Stored dataset items
-- BEGIN --
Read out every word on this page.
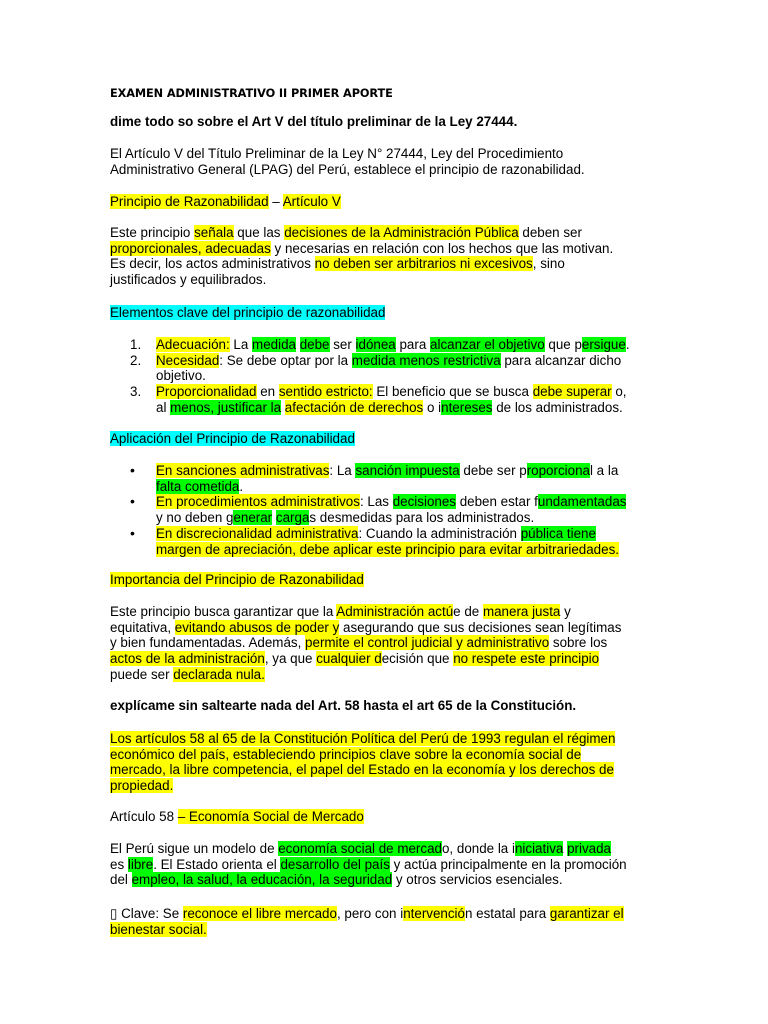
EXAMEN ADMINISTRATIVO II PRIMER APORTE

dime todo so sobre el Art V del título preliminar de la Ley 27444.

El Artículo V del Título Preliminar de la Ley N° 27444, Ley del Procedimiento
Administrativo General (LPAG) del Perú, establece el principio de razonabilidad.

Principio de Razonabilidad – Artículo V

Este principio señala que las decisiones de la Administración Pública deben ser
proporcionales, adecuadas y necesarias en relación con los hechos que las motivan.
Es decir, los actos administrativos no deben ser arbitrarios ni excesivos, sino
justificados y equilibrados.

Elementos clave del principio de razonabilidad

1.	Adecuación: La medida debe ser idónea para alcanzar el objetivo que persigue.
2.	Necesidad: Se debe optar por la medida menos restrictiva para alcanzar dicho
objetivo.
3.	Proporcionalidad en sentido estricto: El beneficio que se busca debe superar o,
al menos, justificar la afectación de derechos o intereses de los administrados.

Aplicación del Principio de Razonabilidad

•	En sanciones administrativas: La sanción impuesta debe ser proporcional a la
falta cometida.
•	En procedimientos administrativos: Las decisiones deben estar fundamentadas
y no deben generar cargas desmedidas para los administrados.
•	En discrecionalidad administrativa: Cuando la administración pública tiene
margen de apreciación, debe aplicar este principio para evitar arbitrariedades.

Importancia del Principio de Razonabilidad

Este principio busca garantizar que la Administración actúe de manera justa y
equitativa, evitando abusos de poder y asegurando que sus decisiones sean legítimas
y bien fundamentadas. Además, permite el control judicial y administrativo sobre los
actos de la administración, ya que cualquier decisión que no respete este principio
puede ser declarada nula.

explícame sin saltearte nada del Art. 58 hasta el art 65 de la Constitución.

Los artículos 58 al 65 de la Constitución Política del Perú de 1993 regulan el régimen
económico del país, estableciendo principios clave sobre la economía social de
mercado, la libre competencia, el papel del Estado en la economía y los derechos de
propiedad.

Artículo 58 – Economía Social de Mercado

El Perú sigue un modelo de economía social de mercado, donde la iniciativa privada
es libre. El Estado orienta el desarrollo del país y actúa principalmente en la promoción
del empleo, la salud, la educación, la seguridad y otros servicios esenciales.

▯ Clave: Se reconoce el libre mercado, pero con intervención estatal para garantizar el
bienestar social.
-- END --
-- BEGIN --
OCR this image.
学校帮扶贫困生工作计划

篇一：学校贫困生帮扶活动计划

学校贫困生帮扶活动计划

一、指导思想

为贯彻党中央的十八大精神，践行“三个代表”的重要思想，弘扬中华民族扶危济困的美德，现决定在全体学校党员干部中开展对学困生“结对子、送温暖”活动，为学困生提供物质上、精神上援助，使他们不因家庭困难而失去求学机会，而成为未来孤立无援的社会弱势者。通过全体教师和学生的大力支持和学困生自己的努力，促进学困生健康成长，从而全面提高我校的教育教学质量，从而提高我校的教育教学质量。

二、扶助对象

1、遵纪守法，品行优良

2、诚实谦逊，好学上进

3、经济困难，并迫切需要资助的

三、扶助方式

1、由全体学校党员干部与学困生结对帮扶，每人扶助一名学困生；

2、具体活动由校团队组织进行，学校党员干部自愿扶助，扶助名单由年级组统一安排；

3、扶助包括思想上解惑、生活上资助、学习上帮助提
-- END --
Copy every line in the listing above where the string "fundamentadas" turns up.

▸ Result for this task
•	En procedimientos administrativos: Las decisiones deben estar fundamentadas
y bien fundamentadas. Además, permite el control judicial y administrativo sobre los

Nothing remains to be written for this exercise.